**Written request:** Every record must be written out once more, with nothing added or omitted.

**Data for this exercise:**

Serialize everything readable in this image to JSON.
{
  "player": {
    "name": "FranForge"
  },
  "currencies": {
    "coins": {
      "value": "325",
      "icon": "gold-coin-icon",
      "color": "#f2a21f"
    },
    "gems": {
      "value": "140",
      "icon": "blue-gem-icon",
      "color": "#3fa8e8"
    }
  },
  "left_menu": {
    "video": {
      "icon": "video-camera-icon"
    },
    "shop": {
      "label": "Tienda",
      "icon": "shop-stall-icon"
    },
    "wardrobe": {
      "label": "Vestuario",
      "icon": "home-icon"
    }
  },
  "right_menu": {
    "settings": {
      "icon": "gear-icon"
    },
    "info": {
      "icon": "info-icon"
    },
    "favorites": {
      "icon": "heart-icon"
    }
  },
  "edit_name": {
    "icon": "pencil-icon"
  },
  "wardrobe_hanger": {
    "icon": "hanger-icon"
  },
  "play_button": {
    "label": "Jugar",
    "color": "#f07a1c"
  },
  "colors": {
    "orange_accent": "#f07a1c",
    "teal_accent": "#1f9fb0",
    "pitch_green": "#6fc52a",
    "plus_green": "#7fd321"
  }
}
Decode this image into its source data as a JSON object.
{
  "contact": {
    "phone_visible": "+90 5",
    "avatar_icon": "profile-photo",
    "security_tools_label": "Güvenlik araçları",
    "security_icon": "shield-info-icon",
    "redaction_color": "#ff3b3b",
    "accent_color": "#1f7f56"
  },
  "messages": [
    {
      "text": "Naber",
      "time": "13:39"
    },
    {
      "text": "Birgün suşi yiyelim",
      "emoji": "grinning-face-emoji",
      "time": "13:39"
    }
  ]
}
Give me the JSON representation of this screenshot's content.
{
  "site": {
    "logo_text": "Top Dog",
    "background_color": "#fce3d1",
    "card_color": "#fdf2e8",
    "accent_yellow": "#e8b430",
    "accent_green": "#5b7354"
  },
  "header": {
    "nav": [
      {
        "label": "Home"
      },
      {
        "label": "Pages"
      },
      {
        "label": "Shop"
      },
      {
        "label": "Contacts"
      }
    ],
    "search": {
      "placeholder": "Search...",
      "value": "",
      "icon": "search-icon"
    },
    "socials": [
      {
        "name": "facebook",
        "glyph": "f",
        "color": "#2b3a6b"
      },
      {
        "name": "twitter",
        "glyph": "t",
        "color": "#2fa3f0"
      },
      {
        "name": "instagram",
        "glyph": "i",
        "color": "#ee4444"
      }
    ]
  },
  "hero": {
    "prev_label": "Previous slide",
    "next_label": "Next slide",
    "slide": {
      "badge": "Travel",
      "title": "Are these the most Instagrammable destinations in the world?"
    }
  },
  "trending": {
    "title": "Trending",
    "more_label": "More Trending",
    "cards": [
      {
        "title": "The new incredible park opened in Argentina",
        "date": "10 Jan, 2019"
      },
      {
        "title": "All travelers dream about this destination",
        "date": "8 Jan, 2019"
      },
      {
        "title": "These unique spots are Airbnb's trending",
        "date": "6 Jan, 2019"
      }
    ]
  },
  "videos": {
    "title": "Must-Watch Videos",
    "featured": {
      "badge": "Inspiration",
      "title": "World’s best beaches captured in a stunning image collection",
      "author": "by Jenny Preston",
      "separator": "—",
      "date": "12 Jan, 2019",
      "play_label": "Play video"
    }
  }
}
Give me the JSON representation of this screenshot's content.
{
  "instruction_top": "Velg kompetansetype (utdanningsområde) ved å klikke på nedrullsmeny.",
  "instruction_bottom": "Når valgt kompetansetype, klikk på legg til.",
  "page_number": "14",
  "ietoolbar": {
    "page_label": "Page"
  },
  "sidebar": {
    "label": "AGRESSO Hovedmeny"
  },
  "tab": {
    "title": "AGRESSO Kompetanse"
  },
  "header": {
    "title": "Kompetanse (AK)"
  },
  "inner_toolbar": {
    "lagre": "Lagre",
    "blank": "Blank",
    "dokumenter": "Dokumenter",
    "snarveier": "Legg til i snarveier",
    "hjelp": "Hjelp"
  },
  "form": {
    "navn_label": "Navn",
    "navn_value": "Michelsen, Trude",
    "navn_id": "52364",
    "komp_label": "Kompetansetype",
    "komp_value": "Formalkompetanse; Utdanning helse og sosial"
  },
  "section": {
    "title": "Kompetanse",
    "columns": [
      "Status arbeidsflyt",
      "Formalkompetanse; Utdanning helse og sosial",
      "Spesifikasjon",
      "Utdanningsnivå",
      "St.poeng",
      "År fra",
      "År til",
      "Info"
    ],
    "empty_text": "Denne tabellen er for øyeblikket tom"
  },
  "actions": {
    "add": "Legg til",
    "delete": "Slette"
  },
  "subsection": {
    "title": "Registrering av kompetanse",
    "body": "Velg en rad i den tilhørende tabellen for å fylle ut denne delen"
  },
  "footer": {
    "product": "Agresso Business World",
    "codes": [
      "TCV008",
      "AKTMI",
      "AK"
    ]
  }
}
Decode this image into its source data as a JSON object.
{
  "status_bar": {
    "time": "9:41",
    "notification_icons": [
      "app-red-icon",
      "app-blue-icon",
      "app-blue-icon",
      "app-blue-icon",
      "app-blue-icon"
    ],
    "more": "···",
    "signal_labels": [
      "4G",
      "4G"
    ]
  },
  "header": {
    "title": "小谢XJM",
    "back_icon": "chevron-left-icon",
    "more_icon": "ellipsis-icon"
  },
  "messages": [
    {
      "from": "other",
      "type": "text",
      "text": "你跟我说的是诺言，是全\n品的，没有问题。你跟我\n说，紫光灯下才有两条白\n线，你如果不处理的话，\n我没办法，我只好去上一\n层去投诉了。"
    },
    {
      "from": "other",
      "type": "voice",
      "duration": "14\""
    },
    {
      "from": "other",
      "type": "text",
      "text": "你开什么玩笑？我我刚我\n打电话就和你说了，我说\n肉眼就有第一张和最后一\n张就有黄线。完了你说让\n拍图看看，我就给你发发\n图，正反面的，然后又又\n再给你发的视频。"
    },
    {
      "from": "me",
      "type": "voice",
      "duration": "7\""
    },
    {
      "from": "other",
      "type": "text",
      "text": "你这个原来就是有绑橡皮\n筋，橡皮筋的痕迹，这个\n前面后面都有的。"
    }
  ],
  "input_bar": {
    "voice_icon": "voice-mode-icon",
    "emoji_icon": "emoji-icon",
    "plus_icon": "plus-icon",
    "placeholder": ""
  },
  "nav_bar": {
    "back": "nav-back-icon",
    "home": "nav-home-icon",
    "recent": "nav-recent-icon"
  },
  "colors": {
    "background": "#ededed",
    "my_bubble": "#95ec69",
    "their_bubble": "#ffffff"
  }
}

**Result for this exercise:**
Serialize everything readable in this image to JSON.
{
  "player": {
    "name": "FranForge"
  },
  "currencies": {
    "coins": {
      "value": "325",
      "icon": "gold-coin-icon",
      "color": "#f2a21f"
    },
    "gems": {
      "value": "140",
      "icon": "blue-gem-icon",
      "color": "#3fa8e8"
    }
  },
  "left_menu": {
    "video": {
      "icon": "video-camera-icon"
    },
    "shop": {
      "label": "Tienda",
      "icon": "shop-stall-icon"
    },
    "wardrobe": {
      "label": "Vestuario",
      "icon": "home-icon"
    }
  },
  "right_menu": {
    "settings": {
      "icon": "gear-icon"
    },
    "info": {
      "icon": "info-icon"
    },
    "favorites": {
      "icon": "heart-icon"
    }
  },
  "edit_name": {
    "icon": "pencil-icon"
  },
  "wardrobe_hanger": {
    "icon": "hanger-icon"
  },
  "play_button": {
    "label": "Jugar",
    "color": "#f07a1c"
  },
  "colors": {
    "orange_accent": "#f07a1c",
    "teal_accent": "#1f9fb0",
    "pitch_green": "#6fc52a",
    "plus_green": "#7fd321"
  }
}
Decode this image into its source data as a JSON object.
{
  "contact": {
    "phone_visible": "+90 5",
    "avatar_icon": "profile-photo",
    "security_tools_label": "Güvenlik araçları",
    "security_icon": "shield-info-icon",
    "redaction_color": "#ff3b3b",
    "accent_color": "#1f7f56"
  },
  "messages": [
    {
      "text": "Naber",
      "time": "13:39"
    },
    {
      "text": "Birgün suşi yiyelim",
      "emoji": "grinning-face-emoji",
      "time": "13:39"
    }
  ]
}
Give me the JSON representation of this screenshot's content.
{
  "site": {
    "logo_text": "Top Dog",
    "background_color": "#fce3d1",
    "card_color": "#fdf2e8",
    "accent_yellow": "#e8b430",
    "accent_green": "#5b7354"
  },
  "header": {
    "nav": [
      {
        "label": "Home"
      },
      {
        "label": "Pages"
      },
      {
        "label": "Shop"
      },
      {
        "label": "Contacts"
      }
    ],
    "search": {
      "placeholder": "Search...",
      "value": "",
      "icon": "search-icon"
    },
    "socials": [
      {
        "name": "facebook",
        "glyph": "f",
        "color": "#2b3a6b"
      },
      {
        "name": "twitter",
        "glyph": "t",
        "color": "#2fa3f0"
      },
      {
        "name": "instagram",
        "glyph": "i",
        "color": "#ee4444"
      }
    ]
  },
  "hero": {
    "prev_label": "Previous slide",
    "next_label": "Next slide",
    "slide": {
      "badge": "Travel",
      "title": "Are these the most Instagrammable destinations in the world?"
    }
  },
  "trending": {
    "title": "Trending",
    "more_label": "More Trending",
    "cards": [
      {
        "title": "The new incredible park opened in Argentina",
        "date": "10 Jan, 2019"
      },
      {
        "title": "All travelers dream about this destination",
        "date": "8 Jan, 2019"
      },
      {
        "title": "These unique spots are Airbnb's trending",
        "date": "6 Jan, 2019"
      }
    ]
  },
  "videos": {
    "title": "Must-Watch Videos",
    "featured": {
      "badge": "Inspiration",
      "title": "World’s best beaches captured in a stunning image collection",
      "author": "by Jenny Preston",
      "separator": "—",
      "date": "12 Jan, 2019",
      "play_label": "Play video"
    }
  }
}
Give me the JSON representation of this screenshot's content.
{
  "instruction_top": "Velg kompetansetype (utdanningsområde) ved å klikke på nedrullsmeny.",
  "instruction_bottom": "Når valgt kompetansetype, klikk på legg til.",
  "page_number": "14",
  "ietoolbar": {
    "page_label": "Page"
  },
  "sidebar": {
    "label": "AGRESSO Hovedmeny"
  },
  "tab": {
    "title": "AGRESSO Kompetanse"
  },
  "header": {
    "title": "Kompetanse (AK)"
  },
  "inner_toolbar": {
    "lagre": "Lagre",
    "blank": "Blank",
    "dokumenter": "Dokumenter",
    "snarveier": "Legg til i snarveier",
    "hjelp": "Hjelp"
  },
  "form": {
    "navn_label": "Navn",
    "navn_value": "Michelsen, Trude",
    "navn_id": "52364",
    "komp_label": "Kompetansetype",
    "komp_value": "Formalkompetanse; Utdanning helse og sosial"
  },
  "section": {
    "title": "Kompetanse",
    "columns": [
      "Status arbeidsflyt",
      "Formalkompetanse; Utdanning helse og sosial",
      "Spesifikasjon",
      "Utdanningsnivå",
      "St.poeng",
      "År fra",
      "År til",
      "Info"
    ],
    "empty_text": "Denne tabellen er for øyeblikket tom"
  },
  "actions": {
    "add": "Legg til",
    "delete": "Slette"
  },
  "subsection": {
    "title": "Registrering av kompetanse",
    "body": "Velg en rad i den tilhørende tabellen for å fylle ut denne delen"
  },
  "footer": {
    "product": "Agresso Business World",
    "codes": [
      "TCV008",
      "AKTMI",
      "AK"
    ]
  }
}
Decode this image into its source data as a JSON object.
{
  "status_bar": {
    "time": "9:41",
    "notification_icons": [
      "app-red-icon",
      "app-blue-icon",
      "app-blue-icon",
      "app-blue-icon",
      "app-blue-icon"
    ],
    "more": "···",
    "signal_labels": [
      "4G",
      "4G"
    ]
  },
  "header": {
    "title": "小谢XJM",
    "back_icon": "chevron-left-icon",
    "more_icon": "ellipsis-icon"
  },
  "messages": [
    {
      "from": "other",
      "type": "text",
      "text": "你跟我说的是诺言，是全\n品的，没有问题。你跟我\n说，紫光灯下才有两条白\n线，你如果不处理的话，\n我没办法，我只好去上一\n层去投诉了。"
    },
    {
      "from": "other",
      "type": "voice",
      "duration": "14\""
    },
    {
      "from": "other",
      "type": "text",
      "text": "你开什么玩笑？我我刚我\n打电话就和你说了，我说\n肉眼就有第一张和最后一\n张就有黄线。完了你说让\n拍图看看，我就给你发发\n图，正反面的，然后又又\n再给你发的视频。"
    },
    {
      "from": "me",
      "type": "voice",
      "duration": "7\""
    },
    {
      "from": "other",
      "type": "text",
      "text": "你这个原来就是有绑橡皮\n筋，橡皮筋的痕迹，这个\n前面后面都有的。"
    }
  ],
  "input_bar": {
    "voice_icon": "voice-mode-icon",
    "emoji_icon": "emoji-icon",
    "plus_icon": "plus-icon",
    "placeholder": ""
  },
  "nav_bar": {
    "back": "nav-back-icon",
    "home": "nav-home-icon",
    "recent": "nav-recent-icon"
  },
  "colors": {
    "background": "#ededed",
    "my_bubble": "#95ec69",
    "their_bubble": "#ffffff"
  }
}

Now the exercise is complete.